▸ SET EXERCISE
Make an exact copy of all the records.

========================

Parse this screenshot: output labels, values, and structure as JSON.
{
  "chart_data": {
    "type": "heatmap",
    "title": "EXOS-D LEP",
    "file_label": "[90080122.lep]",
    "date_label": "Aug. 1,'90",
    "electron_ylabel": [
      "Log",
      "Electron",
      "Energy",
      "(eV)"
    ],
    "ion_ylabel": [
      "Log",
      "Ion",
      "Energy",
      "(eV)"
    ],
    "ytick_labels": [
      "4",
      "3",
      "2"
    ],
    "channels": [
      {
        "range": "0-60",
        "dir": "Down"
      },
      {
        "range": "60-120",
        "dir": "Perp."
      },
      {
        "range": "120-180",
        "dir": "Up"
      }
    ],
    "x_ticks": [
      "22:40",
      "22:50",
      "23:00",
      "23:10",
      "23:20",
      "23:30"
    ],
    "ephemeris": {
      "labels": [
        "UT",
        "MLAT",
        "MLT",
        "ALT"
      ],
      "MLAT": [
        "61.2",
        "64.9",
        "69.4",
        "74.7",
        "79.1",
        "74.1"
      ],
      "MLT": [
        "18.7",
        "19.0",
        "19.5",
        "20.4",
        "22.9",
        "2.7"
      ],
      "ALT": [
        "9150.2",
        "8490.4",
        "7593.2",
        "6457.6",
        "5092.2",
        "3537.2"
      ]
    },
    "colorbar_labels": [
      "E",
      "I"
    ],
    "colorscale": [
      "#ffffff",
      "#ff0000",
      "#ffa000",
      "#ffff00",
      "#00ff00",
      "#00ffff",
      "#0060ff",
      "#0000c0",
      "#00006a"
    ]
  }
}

========================

▸ TASK ANSWER
Parse this screenshot: output labels, values, and structure as JSON.
{
  "chart_data": {
    "type": "heatmap",
    "title": "EXOS-D LEP",
    "file_label": "[90080122.lep]",
    "date_label": "Aug. 1,'90",
    "electron_ylabel": [
      "Log",
      "Electron",
      "Energy",
      "(eV)"
    ],
    "ion_ylabel": [
      "Log",
      "Ion",
      "Energy",
      "(eV)"
    ],
    "ytick_labels": [
      "4",
      "3",
      "2"
    ],
    "channels": [
      {
        "range": "0-60",
        "dir": "Down"
      },
      {
        "range": "60-120",
        "dir": "Perp."
      },
      {
        "range": "120-180",
        "dir": "Up"
      }
    ],
    "x_ticks": [
      "22:40",
      "22:50",
      "23:00",
      "23:10",
      "23:20",
      "23:30"
    ],
    "ephemeris": {
      "labels": [
        "UT",
        "MLAT",
        "MLT",
        "ALT"
      ],
      "MLAT": [
        "61.2",
        "64.9",
        "69.4",
        "74.7",
        "79.1",
        "74.1"
      ],
      "MLT": [
        "18.7",
        "19.0",
        "19.5",
        "20.4",
        "22.9",
        "2.7"
      ],
      "ALT": [
        "9150.2",
        "8490.4",
        "7593.2",
        "6457.6",
        "5092.2",
        "3537.2"
      ]
    },
    "colorbar_labels": [
      "E",
      "I"
    ],
    "colorscale": [
      "#ffffff",
      "#ff0000",
      "#ffa000",
      "#ffff00",
      "#00ff00",
      "#00ffff",
      "#0060ff",
      "#0000c0",
      "#00006a"
    ]
  }
}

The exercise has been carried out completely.